Copy every line of the data that contains the string "Monsieur".
%%
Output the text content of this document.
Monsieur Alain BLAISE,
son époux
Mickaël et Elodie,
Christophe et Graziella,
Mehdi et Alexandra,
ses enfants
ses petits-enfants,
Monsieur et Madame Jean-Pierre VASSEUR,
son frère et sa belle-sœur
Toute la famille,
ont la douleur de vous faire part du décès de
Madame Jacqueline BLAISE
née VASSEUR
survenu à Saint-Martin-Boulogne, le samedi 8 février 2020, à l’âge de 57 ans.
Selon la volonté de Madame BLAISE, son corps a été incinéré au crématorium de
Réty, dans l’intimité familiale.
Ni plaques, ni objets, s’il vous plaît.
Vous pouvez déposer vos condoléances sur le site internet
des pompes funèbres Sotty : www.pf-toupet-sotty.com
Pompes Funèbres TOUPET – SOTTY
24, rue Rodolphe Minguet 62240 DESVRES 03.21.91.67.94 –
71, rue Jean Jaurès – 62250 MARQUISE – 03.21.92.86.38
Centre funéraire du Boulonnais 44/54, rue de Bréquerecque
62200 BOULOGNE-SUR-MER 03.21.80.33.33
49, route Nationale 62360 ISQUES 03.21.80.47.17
%%
Result for this exercise
Monsieur Alain BLAISE,
Monsieur et Madame Jean-Pierre VASSEUR,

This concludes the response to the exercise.